<<<<

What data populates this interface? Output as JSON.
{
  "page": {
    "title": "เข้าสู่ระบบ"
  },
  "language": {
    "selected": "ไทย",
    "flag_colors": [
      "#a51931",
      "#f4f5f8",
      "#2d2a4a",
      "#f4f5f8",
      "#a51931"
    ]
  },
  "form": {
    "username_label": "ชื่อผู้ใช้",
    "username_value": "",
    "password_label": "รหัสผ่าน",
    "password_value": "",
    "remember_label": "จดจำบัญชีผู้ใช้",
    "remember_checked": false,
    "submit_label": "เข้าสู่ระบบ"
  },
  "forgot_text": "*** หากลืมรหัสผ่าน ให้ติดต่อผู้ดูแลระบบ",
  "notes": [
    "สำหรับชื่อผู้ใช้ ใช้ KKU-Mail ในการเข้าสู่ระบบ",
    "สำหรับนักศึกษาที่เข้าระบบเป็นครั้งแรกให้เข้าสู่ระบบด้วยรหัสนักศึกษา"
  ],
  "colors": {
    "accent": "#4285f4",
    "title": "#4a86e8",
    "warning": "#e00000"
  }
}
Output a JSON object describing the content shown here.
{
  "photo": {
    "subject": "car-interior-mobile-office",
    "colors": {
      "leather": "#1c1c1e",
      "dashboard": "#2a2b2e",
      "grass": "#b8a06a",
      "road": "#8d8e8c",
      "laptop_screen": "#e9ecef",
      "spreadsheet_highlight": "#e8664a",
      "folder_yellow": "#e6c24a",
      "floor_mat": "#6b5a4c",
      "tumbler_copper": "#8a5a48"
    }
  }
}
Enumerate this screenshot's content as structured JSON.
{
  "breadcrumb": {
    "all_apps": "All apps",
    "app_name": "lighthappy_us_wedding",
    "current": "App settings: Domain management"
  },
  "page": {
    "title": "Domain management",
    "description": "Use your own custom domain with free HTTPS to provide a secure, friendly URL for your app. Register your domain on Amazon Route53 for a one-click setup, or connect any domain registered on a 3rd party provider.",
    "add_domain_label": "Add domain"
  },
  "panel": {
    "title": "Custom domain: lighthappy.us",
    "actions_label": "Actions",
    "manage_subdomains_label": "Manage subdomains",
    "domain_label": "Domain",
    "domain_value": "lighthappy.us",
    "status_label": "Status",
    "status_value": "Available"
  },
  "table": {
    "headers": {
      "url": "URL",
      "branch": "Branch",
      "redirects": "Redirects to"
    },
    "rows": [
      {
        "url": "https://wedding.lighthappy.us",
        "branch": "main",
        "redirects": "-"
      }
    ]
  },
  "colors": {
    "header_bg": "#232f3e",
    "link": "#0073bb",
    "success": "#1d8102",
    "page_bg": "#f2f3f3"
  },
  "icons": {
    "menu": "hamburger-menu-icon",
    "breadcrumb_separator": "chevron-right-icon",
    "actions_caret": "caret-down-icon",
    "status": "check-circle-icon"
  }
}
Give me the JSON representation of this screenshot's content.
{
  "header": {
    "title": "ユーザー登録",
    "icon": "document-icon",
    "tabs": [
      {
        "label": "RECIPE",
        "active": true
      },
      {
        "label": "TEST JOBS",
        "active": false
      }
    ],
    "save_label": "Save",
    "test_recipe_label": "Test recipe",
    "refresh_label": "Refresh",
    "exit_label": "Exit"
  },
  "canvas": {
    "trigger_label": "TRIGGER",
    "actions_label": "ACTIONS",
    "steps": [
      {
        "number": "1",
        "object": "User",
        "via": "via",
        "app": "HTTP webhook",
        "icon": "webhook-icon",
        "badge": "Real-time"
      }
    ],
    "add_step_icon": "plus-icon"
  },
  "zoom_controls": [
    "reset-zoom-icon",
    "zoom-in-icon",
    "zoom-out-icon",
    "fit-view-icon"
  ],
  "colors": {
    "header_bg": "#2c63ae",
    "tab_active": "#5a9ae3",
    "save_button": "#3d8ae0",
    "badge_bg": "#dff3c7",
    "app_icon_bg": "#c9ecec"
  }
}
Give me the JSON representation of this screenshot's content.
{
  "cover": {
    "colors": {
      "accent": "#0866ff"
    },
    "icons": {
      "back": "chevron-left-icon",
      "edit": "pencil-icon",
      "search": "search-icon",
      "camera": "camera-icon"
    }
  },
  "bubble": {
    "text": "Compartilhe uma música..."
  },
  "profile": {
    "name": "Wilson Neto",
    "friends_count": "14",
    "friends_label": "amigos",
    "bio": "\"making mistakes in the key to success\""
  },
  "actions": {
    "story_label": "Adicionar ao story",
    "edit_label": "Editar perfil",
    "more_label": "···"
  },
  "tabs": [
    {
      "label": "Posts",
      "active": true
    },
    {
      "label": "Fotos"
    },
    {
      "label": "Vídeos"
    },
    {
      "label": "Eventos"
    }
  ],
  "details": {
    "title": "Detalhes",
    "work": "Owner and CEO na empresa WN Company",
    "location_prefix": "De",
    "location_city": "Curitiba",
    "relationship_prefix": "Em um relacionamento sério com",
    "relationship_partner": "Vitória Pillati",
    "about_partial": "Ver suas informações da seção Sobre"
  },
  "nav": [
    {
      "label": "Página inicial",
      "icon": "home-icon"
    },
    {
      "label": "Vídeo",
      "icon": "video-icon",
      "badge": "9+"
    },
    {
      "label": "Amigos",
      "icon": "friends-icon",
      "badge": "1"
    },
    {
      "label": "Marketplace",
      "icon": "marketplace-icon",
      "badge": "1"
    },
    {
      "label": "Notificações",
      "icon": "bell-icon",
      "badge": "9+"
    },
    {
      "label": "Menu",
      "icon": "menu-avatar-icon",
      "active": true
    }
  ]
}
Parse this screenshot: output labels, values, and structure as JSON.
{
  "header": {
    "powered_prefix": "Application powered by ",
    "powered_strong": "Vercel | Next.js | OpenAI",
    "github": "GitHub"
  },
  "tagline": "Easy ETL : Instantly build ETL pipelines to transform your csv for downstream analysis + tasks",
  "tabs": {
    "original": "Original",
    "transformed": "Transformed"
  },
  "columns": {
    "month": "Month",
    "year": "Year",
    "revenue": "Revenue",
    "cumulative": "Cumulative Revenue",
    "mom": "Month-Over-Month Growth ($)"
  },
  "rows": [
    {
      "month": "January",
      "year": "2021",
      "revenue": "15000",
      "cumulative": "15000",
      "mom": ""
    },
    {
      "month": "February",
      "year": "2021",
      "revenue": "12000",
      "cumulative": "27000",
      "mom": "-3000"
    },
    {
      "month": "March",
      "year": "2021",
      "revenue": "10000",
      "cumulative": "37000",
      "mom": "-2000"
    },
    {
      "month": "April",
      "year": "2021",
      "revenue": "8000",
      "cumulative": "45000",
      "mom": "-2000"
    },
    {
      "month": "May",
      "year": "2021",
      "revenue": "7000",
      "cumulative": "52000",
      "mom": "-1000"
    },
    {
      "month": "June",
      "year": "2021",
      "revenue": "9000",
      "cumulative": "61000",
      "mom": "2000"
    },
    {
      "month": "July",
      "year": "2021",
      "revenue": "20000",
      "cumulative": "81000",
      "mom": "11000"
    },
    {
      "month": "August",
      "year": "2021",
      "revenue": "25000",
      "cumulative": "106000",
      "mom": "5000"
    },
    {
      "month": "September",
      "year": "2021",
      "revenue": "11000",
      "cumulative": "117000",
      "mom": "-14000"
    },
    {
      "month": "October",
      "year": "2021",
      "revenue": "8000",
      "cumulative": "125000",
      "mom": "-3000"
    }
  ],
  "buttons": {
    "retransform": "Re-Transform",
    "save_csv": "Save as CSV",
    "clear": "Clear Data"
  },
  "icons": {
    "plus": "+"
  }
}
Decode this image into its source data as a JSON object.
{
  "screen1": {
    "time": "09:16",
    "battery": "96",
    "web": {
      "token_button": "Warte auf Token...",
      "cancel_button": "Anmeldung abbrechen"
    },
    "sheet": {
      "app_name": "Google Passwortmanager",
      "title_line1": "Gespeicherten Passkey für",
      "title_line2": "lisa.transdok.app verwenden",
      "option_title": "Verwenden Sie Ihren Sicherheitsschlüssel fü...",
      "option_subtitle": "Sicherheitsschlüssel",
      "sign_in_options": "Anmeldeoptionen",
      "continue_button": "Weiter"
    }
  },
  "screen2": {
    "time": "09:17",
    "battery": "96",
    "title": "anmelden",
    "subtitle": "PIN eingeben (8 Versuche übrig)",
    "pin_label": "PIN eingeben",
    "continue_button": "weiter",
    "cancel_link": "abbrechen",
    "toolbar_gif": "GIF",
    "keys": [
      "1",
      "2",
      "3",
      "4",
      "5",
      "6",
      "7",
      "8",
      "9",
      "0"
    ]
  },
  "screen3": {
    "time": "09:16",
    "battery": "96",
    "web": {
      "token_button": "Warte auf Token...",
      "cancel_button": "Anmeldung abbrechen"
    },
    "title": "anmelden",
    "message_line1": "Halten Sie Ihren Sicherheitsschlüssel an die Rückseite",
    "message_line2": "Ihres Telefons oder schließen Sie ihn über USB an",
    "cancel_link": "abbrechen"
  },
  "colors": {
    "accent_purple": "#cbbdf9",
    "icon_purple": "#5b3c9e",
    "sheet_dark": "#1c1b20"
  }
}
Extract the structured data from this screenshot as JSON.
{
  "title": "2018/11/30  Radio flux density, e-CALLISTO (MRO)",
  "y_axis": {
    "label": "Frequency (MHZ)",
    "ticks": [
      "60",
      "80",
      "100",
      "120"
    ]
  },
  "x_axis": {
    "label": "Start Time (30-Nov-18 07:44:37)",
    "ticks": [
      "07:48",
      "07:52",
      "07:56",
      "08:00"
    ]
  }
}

>>>>

### WHAT THE TASK REQUIRES
Each line in the listing above that contains "JSON" should be copied.

### TASK ANSWER
What data populates this interface? Output as JSON.
Output a JSON object describing the content shown here.
Enumerate this screenshot's content as structured JSON.
Give me the JSON representation of this screenshot's content.
Give me the JSON representation of this screenshot's content.
Parse this screenshot: output labels, values, and structure as JSON.
Decode this image into its source data as a JSON object.
Extract the structured data from this screenshot as JSON.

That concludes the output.